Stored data
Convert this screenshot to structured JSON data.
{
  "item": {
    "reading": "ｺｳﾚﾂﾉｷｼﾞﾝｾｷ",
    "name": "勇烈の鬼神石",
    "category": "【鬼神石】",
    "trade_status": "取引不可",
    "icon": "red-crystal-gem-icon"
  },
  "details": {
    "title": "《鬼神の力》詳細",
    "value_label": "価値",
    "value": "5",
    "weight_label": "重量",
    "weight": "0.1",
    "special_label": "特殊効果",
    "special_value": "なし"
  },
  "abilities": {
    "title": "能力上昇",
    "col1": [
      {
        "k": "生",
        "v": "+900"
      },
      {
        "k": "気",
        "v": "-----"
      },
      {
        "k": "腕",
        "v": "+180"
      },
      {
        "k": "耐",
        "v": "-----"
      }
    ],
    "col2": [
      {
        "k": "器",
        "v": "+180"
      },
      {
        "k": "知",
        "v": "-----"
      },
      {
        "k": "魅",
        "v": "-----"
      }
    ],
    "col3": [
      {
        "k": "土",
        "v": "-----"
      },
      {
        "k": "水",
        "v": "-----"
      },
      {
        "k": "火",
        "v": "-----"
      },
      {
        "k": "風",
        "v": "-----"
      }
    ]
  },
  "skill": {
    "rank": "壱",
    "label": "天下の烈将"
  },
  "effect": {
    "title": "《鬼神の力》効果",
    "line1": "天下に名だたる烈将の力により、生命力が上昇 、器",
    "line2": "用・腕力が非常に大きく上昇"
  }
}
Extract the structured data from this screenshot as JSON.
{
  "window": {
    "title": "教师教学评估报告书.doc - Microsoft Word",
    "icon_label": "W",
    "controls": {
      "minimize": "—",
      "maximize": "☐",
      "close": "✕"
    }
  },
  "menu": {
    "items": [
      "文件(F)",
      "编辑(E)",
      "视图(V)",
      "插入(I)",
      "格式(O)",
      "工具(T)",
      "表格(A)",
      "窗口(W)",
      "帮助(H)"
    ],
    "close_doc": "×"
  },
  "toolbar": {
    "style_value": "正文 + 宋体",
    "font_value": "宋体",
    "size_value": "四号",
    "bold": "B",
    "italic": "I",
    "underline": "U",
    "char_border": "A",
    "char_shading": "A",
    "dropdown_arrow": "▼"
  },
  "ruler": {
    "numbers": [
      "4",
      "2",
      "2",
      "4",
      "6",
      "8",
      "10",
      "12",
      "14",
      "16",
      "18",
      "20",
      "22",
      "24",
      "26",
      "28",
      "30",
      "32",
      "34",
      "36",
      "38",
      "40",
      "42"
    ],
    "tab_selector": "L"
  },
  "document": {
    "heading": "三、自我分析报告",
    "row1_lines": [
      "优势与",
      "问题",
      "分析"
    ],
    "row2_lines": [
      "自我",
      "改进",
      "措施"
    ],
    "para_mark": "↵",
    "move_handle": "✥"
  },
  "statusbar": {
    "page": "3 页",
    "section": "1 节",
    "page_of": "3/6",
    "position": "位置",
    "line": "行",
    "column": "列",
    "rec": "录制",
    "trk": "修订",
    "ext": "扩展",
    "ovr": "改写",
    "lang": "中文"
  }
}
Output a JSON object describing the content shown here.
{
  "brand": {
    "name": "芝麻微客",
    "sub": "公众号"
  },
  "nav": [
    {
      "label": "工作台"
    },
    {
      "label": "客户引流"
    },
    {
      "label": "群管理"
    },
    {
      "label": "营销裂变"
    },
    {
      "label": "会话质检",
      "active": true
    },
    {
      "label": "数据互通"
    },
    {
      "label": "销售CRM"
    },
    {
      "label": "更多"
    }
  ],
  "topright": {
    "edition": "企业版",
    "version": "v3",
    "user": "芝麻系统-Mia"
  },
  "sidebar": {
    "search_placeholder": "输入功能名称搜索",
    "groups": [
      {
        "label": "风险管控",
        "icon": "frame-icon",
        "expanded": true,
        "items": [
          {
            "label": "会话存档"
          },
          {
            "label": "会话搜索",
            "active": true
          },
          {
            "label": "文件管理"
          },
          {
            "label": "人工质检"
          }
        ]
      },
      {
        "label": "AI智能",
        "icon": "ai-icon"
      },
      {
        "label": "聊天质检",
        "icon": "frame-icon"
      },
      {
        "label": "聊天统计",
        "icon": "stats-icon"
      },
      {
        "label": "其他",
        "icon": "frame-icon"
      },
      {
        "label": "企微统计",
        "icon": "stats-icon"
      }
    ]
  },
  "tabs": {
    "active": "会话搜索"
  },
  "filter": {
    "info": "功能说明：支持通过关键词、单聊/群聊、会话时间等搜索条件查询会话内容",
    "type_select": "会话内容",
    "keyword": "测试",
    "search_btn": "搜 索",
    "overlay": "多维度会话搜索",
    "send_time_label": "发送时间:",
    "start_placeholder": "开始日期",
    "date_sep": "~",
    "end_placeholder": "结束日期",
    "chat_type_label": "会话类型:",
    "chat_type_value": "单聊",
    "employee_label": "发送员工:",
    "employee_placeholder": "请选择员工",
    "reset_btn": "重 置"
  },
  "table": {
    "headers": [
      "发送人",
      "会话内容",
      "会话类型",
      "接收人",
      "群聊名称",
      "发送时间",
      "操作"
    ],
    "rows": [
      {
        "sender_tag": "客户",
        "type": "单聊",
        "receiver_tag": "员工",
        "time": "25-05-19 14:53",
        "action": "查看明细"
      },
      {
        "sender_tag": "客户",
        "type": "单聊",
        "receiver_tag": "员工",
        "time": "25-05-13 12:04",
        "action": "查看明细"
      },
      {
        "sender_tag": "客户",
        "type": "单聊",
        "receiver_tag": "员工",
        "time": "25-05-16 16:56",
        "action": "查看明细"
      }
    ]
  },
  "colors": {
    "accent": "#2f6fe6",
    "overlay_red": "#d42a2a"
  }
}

==

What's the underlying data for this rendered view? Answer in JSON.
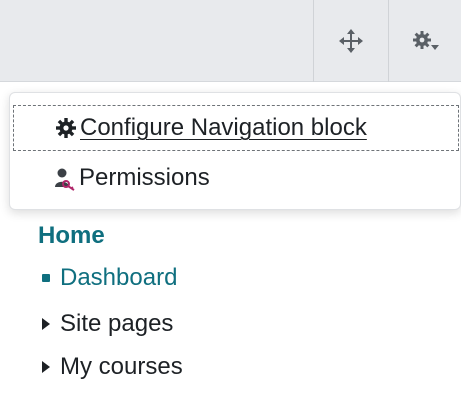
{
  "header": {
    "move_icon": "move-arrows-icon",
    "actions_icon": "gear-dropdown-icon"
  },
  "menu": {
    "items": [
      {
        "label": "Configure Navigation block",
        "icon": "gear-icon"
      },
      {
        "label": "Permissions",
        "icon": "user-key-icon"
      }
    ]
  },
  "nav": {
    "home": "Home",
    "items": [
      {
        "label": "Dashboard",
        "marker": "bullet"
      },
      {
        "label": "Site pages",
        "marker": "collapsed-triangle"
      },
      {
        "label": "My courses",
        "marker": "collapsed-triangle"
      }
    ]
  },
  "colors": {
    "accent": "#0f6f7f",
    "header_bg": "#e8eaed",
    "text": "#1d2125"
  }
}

...

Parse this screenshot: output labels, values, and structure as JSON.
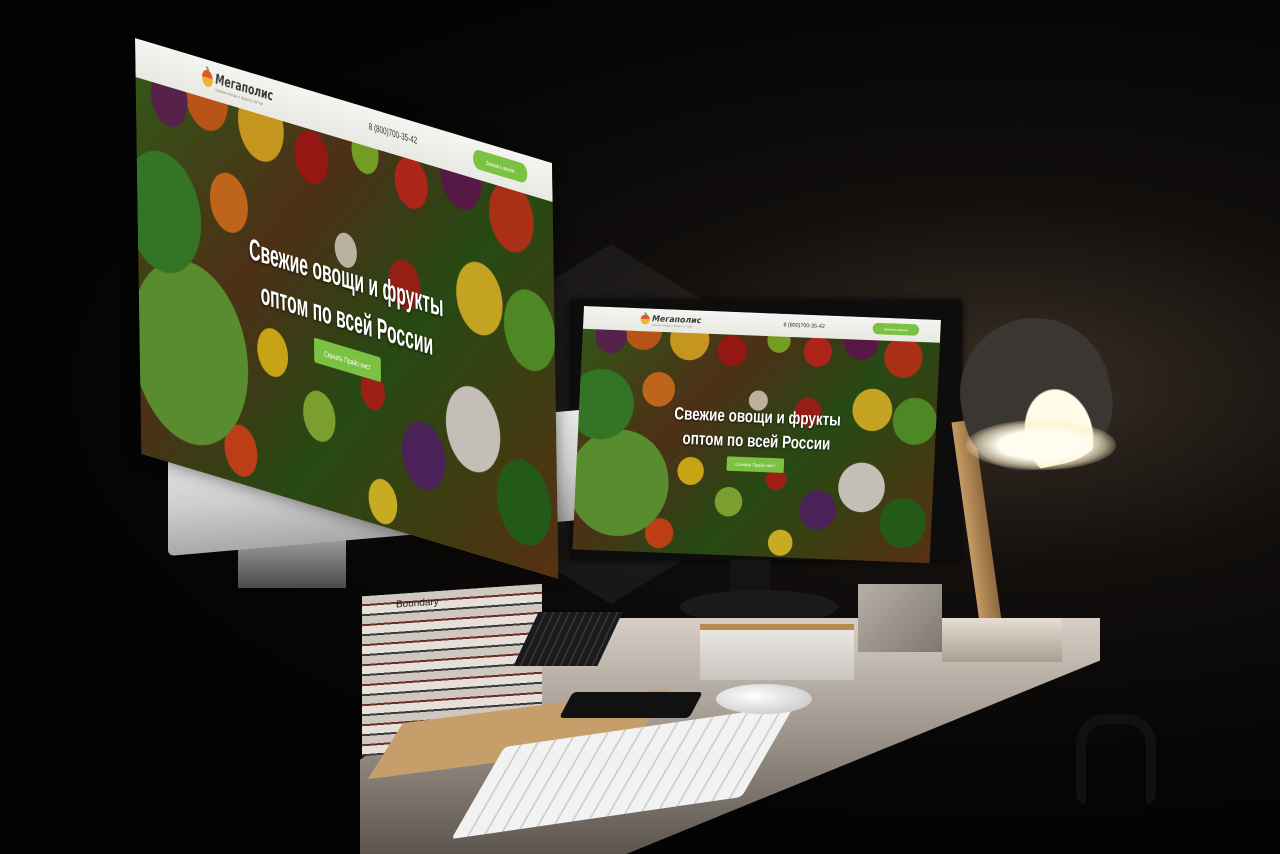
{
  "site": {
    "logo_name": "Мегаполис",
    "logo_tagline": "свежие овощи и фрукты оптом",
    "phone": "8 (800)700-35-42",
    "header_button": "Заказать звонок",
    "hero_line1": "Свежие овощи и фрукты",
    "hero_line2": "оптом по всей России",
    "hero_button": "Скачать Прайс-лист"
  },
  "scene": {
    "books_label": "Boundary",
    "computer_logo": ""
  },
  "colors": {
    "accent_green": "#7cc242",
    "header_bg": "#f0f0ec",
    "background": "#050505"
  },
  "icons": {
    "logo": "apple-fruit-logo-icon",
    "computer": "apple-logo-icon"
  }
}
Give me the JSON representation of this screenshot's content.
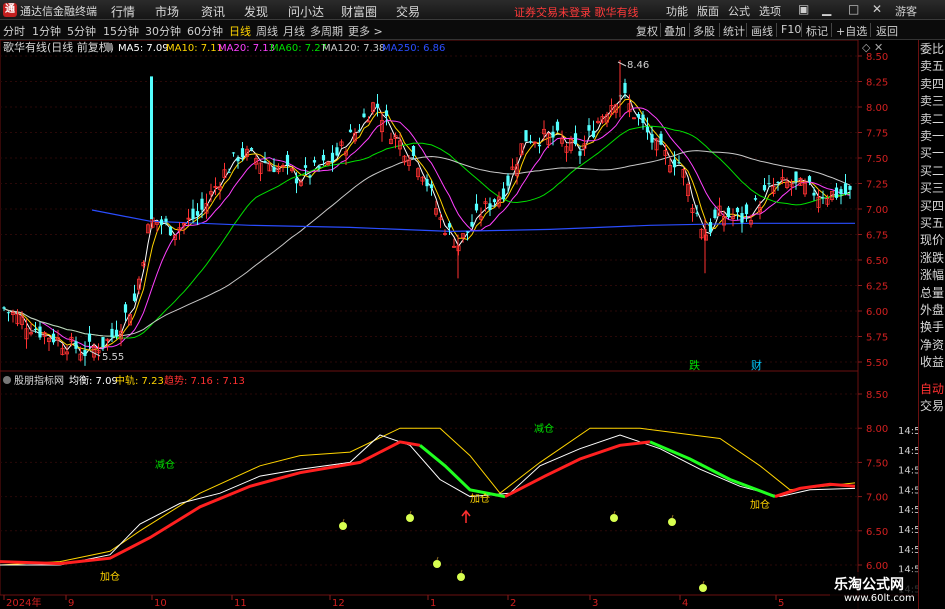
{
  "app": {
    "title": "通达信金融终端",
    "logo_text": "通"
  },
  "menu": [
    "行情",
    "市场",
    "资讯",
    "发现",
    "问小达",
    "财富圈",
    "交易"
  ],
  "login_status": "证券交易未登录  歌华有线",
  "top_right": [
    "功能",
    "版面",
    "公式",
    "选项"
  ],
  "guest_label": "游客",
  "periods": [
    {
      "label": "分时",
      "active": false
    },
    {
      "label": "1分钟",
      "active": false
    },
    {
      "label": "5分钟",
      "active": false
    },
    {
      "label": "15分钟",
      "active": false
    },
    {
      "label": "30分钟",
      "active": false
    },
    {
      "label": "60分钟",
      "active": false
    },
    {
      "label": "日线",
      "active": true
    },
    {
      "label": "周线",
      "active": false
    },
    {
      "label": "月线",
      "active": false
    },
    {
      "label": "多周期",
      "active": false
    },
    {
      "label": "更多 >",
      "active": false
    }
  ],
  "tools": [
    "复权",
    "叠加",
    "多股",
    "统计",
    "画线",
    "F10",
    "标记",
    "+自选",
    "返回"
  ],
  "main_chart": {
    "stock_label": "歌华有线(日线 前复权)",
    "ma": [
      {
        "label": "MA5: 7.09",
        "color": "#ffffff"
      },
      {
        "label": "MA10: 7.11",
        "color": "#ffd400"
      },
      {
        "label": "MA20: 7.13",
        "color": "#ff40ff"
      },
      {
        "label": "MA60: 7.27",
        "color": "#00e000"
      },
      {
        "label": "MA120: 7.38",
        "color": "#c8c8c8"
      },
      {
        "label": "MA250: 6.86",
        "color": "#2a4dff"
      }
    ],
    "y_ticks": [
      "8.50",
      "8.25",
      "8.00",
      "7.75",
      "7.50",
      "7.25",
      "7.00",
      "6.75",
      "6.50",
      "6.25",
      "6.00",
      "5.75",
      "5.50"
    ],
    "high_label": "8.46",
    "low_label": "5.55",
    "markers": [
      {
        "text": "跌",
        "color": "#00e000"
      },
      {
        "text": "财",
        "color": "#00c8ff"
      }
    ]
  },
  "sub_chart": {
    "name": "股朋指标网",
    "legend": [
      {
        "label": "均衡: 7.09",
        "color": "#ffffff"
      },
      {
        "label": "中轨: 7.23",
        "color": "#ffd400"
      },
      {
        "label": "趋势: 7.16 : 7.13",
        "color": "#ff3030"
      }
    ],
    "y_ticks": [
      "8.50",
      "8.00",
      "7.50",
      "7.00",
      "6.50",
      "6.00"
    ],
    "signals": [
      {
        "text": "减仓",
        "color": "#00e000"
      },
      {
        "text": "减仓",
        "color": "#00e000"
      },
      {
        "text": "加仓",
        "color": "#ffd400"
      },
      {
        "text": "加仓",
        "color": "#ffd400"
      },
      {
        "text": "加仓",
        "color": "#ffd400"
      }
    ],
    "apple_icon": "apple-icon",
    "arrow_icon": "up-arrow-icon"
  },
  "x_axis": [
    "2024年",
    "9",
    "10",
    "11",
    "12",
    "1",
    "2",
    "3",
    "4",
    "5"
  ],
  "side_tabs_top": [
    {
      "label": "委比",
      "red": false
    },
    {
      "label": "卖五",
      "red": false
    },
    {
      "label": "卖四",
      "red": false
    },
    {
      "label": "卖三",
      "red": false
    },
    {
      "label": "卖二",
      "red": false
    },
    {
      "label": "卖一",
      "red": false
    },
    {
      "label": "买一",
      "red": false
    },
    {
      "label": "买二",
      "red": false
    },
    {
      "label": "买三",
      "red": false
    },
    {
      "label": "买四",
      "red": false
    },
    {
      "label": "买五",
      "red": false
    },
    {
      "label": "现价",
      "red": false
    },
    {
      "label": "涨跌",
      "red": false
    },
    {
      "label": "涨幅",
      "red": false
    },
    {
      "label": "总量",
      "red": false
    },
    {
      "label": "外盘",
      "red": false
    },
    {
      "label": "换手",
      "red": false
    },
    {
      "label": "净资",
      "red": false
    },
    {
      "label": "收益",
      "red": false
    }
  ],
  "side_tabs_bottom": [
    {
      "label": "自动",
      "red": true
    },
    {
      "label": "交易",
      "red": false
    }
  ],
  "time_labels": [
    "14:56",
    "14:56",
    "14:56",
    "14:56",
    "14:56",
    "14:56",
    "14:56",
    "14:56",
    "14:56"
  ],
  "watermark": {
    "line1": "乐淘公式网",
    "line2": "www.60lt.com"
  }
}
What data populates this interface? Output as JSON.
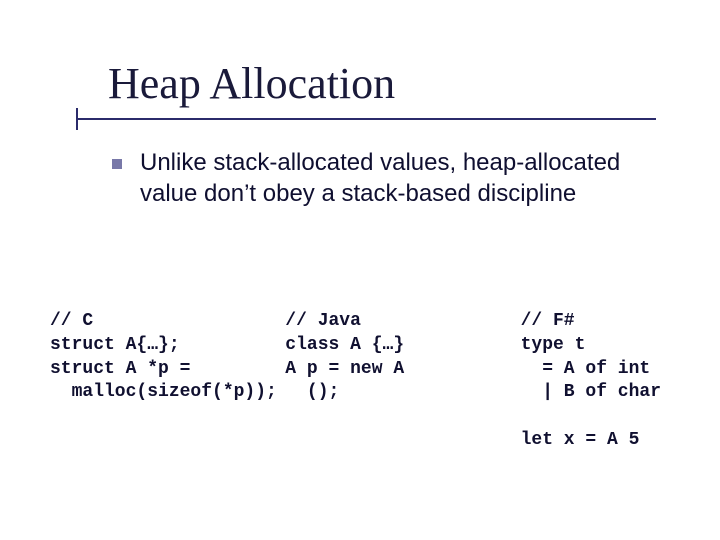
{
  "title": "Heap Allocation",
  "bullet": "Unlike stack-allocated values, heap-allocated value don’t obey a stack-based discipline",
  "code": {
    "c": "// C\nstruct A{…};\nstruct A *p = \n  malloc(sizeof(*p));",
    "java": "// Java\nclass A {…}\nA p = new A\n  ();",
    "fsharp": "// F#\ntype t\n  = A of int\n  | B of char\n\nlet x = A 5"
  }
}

**TASK REQUIREMENTS**: Provide only the count of lines in the material above that hold the word "gear".

**OUTPUT FOR THIS TASK**: 2